__Brief__
Give the listing again in full, exactly as written.

__Data shown__
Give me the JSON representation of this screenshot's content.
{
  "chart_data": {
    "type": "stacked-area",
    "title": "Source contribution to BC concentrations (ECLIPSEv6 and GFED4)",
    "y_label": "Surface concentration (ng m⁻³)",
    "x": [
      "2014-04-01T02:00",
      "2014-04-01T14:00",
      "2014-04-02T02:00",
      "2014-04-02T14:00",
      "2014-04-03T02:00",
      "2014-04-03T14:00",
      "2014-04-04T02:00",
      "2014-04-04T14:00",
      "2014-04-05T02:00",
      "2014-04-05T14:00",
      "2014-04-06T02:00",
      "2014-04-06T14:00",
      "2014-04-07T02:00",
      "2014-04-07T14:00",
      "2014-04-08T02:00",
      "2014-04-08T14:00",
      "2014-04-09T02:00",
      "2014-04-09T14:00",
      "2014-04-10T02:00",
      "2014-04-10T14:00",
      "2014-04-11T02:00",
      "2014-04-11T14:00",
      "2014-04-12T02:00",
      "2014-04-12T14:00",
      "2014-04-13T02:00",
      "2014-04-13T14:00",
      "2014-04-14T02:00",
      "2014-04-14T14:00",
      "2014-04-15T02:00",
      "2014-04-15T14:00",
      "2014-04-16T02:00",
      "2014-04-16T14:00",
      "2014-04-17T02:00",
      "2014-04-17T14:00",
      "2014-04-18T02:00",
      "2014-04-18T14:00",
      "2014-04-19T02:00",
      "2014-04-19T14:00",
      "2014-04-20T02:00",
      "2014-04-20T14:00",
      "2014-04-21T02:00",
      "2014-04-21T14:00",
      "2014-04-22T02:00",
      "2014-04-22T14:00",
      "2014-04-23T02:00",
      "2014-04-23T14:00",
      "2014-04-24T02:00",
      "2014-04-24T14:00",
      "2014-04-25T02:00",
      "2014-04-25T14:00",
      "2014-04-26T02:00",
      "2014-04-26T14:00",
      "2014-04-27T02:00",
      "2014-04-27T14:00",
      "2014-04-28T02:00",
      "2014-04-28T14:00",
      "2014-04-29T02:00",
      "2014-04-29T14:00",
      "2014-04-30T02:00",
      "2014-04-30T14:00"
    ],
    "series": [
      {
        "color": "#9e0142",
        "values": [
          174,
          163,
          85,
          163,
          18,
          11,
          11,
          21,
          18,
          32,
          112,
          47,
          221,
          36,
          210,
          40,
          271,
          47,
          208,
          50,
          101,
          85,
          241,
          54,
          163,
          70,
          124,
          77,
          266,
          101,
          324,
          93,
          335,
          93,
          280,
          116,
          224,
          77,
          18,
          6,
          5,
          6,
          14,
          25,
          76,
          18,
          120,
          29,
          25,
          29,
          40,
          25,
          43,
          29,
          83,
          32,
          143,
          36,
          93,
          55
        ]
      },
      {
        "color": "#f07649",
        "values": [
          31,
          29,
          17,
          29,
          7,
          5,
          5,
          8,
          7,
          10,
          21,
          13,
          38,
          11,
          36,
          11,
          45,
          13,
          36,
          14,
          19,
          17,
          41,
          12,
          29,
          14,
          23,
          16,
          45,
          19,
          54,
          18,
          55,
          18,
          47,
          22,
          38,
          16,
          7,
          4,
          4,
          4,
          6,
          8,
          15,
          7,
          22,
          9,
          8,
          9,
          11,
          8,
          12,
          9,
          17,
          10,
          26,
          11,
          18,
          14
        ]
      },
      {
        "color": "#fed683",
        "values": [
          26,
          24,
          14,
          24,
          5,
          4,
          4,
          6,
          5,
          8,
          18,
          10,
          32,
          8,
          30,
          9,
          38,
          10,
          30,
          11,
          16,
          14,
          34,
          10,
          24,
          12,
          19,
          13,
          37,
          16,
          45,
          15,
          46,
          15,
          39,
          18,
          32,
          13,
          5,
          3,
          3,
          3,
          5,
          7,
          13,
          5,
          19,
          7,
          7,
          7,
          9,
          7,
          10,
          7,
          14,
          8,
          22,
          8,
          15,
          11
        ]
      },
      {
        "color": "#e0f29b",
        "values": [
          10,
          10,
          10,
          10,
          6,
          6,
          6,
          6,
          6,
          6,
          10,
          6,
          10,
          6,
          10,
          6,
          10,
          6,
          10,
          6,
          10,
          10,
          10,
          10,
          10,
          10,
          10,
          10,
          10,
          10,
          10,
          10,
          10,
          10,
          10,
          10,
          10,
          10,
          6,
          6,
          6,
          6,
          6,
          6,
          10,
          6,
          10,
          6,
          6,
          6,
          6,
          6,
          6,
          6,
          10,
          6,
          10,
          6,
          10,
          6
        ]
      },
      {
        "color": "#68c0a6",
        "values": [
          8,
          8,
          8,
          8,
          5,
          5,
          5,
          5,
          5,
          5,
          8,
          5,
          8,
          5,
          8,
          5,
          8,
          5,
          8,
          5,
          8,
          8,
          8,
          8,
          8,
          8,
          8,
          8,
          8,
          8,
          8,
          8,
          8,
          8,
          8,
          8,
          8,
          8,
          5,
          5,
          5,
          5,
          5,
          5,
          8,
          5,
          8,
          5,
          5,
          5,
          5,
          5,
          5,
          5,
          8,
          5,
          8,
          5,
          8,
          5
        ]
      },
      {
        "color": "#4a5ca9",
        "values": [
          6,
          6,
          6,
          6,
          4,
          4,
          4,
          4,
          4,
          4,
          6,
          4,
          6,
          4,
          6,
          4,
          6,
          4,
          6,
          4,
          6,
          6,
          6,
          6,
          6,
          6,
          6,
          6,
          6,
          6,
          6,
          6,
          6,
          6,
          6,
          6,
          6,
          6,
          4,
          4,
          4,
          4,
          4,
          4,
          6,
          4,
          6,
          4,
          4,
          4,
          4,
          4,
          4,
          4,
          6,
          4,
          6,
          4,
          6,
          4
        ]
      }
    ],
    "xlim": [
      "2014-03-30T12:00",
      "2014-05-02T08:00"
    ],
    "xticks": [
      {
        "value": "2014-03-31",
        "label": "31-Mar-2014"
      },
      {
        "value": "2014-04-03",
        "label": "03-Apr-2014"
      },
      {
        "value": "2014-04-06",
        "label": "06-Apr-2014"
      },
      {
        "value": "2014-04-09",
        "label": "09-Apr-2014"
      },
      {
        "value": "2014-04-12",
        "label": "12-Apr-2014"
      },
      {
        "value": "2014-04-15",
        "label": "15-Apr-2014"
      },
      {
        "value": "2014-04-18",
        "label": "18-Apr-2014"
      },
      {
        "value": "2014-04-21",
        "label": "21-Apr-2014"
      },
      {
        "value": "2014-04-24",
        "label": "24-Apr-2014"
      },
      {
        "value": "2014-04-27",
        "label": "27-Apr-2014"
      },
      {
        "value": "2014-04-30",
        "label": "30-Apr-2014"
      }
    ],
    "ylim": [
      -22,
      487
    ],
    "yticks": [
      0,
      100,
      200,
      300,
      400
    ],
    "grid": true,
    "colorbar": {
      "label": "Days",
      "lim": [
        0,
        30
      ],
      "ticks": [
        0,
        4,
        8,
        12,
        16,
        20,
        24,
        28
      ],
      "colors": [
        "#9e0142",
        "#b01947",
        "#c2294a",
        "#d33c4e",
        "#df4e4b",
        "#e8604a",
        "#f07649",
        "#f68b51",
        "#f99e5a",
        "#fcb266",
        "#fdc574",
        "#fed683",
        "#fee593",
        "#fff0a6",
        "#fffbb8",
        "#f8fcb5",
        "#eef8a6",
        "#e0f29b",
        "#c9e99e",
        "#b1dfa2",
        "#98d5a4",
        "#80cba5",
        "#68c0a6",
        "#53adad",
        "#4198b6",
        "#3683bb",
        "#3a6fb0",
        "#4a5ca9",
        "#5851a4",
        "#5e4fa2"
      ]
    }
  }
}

__Solution to this problem__
Give me the JSON representation of this screenshot's content.
{
  "chart_data": {
    "type": "stacked-area",
    "title": "Source contribution to BC concentrations (ECLIPSEv6 and GFED4)",
    "y_label": "Surface concentration (ng m⁻³)",
    "x": [
      "2014-04-01T02:00",
      "2014-04-01T14:00",
      "2014-04-02T02:00",
      "2014-04-02T14:00",
      "2014-04-03T02:00",
      "2014-04-03T14:00",
      "2014-04-04T02:00",
      "2014-04-04T14:00",
      "2014-04-05T02:00",
      "2014-04-05T14:00",
      "2014-04-06T02:00",
      "2014-04-06T14:00",
      "2014-04-07T02:00",
      "2014-04-07T14:00",
      "2014-04-08T02:00",
      "2014-04-08T14:00",
      "2014-04-09T02:00",
      "2014-04-09T14:00",
      "2014-04-10T02:00",
      "2014-04-10T14:00",
      "2014-04-11T02:00",
      "2014-04-11T14:00",
      "2014-04-12T02:00",
      "2014-04-12T14:00",
      "2014-04-13T02:00",
      "2014-04-13T14:00",
      "2014-04-14T02:00",
      "2014-04-14T14:00",
      "2014-04-15T02:00",
      "2014-04-15T14:00",
      "2014-04-16T02:00",
      "2014-04-16T14:00",
      "2014-04-17T02:00",
      "2014-04-17T14:00",
      "2014-04-18T02:00",
      "2014-04-18T14:00",
      "2014-04-19T02:00",
      "2014-04-19T14:00",
      "2014-04-20T02:00",
      "2014-04-20T14:00",
      "2014-04-21T02:00",
      "2014-04-21T14:00",
      "2014-04-22T02:00",
      "2014-04-22T14:00",
      "2014-04-23T02:00",
      "2014-04-23T14:00",
      "2014-04-24T02:00",
      "2014-04-24T14:00",
      "2014-04-25T02:00",
      "2014-04-25T14:00",
      "2014-04-26T02:00",
      "2014-04-26T14:00",
      "2014-04-27T02:00",
      "2014-04-27T14:00",
      "2014-04-28T02:00",
      "2014-04-28T14:00",
      "2014-04-29T02:00",
      "2014-04-29T14:00",
      "2014-04-30T02:00",
      "2014-04-30T14:00"
    ],
    "series": [
      {
        "color": "#9e0142",
        "values": [
          174,
          163,
          85,
          163,
          18,
          11,
          11,
          21,
          18,
          32,
          112,
          47,
          221,
          36,
          210,
          40,
          271,
          47,
          208,
          50,
          101,
          85,
          241,
          54,
          163,
          70,
          124,
          77,
          266,
          101,
          324,
          93,
          335,
          93,
          280,
          116,
          224,
          77,
          18,
          6,
          5,
          6,
          14,
          25,
          76,
          18,
          120,
          29,
          25,
          29,
          40,
          25,
          43,
          29,
          83,
          32,
          143,
          36,
          93,
          55
        ]
      },
      {
        "color": "#f07649",
        "values": [
          31,
          29,
          17,
          29,
          7,
          5,
          5,
          8,
          7,
          10,
          21,
          13,
          38,
          11,
          36,
          11,
          45,
          13,
          36,
          14,
          19,
          17,
          41,
          12,
          29,
          14,
          23,
          16,
          45,
          19,
          54,
          18,
          55,
          18,
          47,
          22,
          38,
          16,
          7,
          4,
          4,
          4,
          6,
          8,
          15,
          7,
          22,
          9,
          8,
          9,
          11,
          8,
          12,
          9,
          17,
          10,
          26,
          11,
          18,
          14
        ]
      },
      {
        "color": "#fed683",
        "values": [
          26,
          24,
          14,
          24,
          5,
          4,
          4,
          6,
          5,
          8,
          18,
          10,
          32,
          8,
          30,
          9,
          38,
          10,
          30,
          11,
          16,
          14,
          34,
          10,
          24,
          12,
          19,
          13,
          37,
          16,
          45,
          15,
          46,
          15,
          39,
          18,
          32,
          13,
          5,
          3,
          3,
          3,
          5,
          7,
          13,
          5,
          19,
          7,
          7,
          7,
          9,
          7,
          10,
          7,
          14,
          8,
          22,
          8,
          15,
          11
        ]
      },
      {
        "color": "#e0f29b",
        "values": [
          10,
          10,
          10,
          10,
          6,
          6,
          6,
          6,
          6,
          6,
          10,
          6,
          10,
          6,
          10,
          6,
          10,
          6,
          10,
          6,
          10,
          10,
          10,
          10,
          10,
          10,
          10,
          10,
          10,
          10,
          10,
          10,
          10,
          10,
          10,
          10,
          10,
          10,
          6,
          6,
          6,
          6,
          6,
          6,
          10,
          6,
          10,
          6,
          6,
          6,
          6,
          6,
          6,
          6,
          10,
          6,
          10,
          6,
          10,
          6
        ]
      },
      {
        "color": "#68c0a6",
        "values": [
          8,
          8,
          8,
          8,
          5,
          5,
          5,
          5,
          5,
          5,
          8,
          5,
          8,
          5,
          8,
          5,
          8,
          5,
          8,
          5,
          8,
          8,
          8,
          8,
          8,
          8,
          8,
          8,
          8,
          8,
          8,
          8,
          8,
          8,
          8,
          8,
          8,
          8,
          5,
          5,
          5,
          5,
          5,
          5,
          8,
          5,
          8,
          5,
          5,
          5,
          5,
          5,
          5,
          5,
          8,
          5,
          8,
          5,
          8,
          5
        ]
      },
      {
        "color": "#4a5ca9",
        "values": [
          6,
          6,
          6,
          6,
          4,
          4,
          4,
          4,
          4,
          4,
          6,
          4,
          6,
          4,
          6,
          4,
          6,
          4,
          6,
          4,
          6,
          6,
          6,
          6,
          6,
          6,
          6,
          6,
          6,
          6,
          6,
          6,
          6,
          6,
          6,
          6,
          6,
          6,
          4,
          4,
          4,
          4,
          4,
          4,
          6,
          4,
          6,
          4,
          4,
          4,
          4,
          4,
          4,
          4,
          6,
          4,
          6,
          4,
          6,
          4
        ]
      }
    ],
    "xlim": [
      "2014-03-30T12:00",
      "2014-05-02T08:00"
    ],
    "xticks": [
      {
        "value": "2014-03-31",
        "label": "31-Mar-2014"
      },
      {
        "value": "2014-04-03",
        "label": "03-Apr-2014"
      },
      {
        "value": "2014-04-06",
        "label": "06-Apr-2014"
      },
      {
        "value": "2014-04-09",
        "label": "09-Apr-2014"
      },
      {
        "value": "2014-04-12",
        "label": "12-Apr-2014"
      },
      {
        "value": "2014-04-15",
        "label": "15-Apr-2014"
      },
      {
        "value": "2014-04-18",
        "label": "18-Apr-2014"
      },
      {
        "value": "2014-04-21",
        "label": "21-Apr-2014"
      },
      {
        "value": "2014-04-24",
        "label": "24-Apr-2014"
      },
      {
        "value": "2014-04-27",
        "label": "27-Apr-2014"
      },
      {
        "value": "2014-04-30",
        "label": "30-Apr-2014"
      }
    ],
    "ylim": [
      -22,
      487
    ],
    "yticks": [
      0,
      100,
      200,
      300,
      400
    ],
    "grid": true,
    "colorbar": {
      "label": "Days",
      "lim": [
        0,
        30
      ],
      "ticks": [
        0,
        4,
        8,
        12,
        16,
        20,
        24,
        28
      ],
      "colors": [
        "#9e0142",
        "#b01947",
        "#c2294a",
        "#d33c4e",
        "#df4e4b",
        "#e8604a",
        "#f07649",
        "#f68b51",
        "#f99e5a",
        "#fcb266",
        "#fdc574",
        "#fed683",
        "#fee593",
        "#fff0a6",
        "#fffbb8",
        "#f8fcb5",
        "#eef8a6",
        "#e0f29b",
        "#c9e99e",
        "#b1dfa2",
        "#98d5a4",
        "#80cba5",
        "#68c0a6",
        "#53adad",
        "#4198b6",
        "#3683bb",
        "#3a6fb0",
        "#4a5ca9",
        "#5851a4",
        "#5e4fa2"
      ]
    }
  }
}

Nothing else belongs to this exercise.